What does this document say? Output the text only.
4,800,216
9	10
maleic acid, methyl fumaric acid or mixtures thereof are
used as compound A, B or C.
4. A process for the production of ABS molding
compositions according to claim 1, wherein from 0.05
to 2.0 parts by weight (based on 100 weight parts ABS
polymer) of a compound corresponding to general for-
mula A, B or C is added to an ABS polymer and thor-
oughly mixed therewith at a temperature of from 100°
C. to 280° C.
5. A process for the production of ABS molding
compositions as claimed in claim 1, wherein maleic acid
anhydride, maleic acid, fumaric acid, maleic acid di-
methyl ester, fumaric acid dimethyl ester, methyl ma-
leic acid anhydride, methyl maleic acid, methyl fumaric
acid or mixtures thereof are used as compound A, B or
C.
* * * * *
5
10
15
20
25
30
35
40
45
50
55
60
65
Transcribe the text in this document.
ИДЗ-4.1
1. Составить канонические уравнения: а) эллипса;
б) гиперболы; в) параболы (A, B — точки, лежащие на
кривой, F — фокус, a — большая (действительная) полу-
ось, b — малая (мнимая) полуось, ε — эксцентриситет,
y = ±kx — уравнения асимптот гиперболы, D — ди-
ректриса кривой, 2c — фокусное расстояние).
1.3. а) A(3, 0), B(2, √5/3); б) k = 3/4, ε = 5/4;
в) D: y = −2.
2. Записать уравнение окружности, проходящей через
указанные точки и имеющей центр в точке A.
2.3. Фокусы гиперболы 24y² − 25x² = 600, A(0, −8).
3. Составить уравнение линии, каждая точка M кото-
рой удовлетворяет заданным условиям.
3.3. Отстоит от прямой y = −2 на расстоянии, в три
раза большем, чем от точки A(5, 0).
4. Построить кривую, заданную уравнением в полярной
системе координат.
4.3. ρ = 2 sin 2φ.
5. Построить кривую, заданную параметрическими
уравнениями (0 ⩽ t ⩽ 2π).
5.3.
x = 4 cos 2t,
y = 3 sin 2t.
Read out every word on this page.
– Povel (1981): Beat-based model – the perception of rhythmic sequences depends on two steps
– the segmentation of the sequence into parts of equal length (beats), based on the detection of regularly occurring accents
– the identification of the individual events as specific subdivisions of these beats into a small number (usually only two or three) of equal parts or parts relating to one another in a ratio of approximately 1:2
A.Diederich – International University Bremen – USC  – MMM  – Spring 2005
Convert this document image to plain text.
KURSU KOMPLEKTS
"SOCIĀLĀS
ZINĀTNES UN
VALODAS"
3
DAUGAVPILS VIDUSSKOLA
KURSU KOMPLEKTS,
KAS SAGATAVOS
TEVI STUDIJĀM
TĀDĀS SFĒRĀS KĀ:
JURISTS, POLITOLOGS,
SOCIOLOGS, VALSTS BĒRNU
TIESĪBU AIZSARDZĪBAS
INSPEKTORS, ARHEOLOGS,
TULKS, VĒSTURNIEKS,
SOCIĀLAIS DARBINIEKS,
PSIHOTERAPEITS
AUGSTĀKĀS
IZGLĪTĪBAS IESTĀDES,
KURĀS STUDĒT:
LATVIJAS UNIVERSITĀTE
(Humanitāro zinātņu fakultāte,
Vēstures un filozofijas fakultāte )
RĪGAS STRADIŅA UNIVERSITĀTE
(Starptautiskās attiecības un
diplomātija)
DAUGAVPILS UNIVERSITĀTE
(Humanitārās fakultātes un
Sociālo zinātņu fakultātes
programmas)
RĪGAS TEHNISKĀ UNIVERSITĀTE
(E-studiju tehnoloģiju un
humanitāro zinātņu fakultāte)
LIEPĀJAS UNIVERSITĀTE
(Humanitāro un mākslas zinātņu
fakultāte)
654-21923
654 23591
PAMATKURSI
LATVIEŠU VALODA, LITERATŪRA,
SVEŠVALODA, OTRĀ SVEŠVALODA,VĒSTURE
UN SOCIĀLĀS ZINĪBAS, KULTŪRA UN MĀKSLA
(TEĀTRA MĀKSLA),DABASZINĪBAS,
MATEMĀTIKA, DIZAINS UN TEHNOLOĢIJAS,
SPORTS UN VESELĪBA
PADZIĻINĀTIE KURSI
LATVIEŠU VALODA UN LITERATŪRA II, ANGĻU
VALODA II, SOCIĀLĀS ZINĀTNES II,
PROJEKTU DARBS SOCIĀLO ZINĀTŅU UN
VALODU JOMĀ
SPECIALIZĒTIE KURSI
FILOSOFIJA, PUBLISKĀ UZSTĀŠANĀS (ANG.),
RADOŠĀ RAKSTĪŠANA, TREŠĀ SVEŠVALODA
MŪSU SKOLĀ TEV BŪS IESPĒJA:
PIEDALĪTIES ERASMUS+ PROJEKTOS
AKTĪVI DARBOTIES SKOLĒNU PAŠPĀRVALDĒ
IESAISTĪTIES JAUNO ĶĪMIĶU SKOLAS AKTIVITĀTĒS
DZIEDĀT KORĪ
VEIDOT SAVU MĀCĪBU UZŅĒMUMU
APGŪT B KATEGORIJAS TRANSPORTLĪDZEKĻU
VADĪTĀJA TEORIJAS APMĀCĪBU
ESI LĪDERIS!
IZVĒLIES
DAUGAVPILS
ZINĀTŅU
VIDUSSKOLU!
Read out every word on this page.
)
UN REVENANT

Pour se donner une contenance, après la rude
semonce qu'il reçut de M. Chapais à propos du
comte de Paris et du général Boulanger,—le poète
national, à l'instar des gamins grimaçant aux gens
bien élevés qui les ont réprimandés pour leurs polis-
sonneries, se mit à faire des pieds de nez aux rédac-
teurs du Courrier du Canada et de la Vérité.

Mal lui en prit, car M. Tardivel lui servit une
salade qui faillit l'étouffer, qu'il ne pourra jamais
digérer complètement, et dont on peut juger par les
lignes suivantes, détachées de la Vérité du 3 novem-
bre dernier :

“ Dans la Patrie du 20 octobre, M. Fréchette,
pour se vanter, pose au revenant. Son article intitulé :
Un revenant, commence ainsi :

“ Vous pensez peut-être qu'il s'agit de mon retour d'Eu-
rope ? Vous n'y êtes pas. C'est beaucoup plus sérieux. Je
※
→ **Directions**
Using the records above, find and show each line with the string "parts".

→ **Solution below**
to 2.0 parts by weight (based on 100 weight parts ABS
– the segmentation of the sequence into parts of equal length (beats), based on the detection of regularly occurring accents
– the identification of the individual events as specific subdivisions of these beats into a small number (usually only two or three) of equal parts or parts relating to one another in a ratio of approximately 1:2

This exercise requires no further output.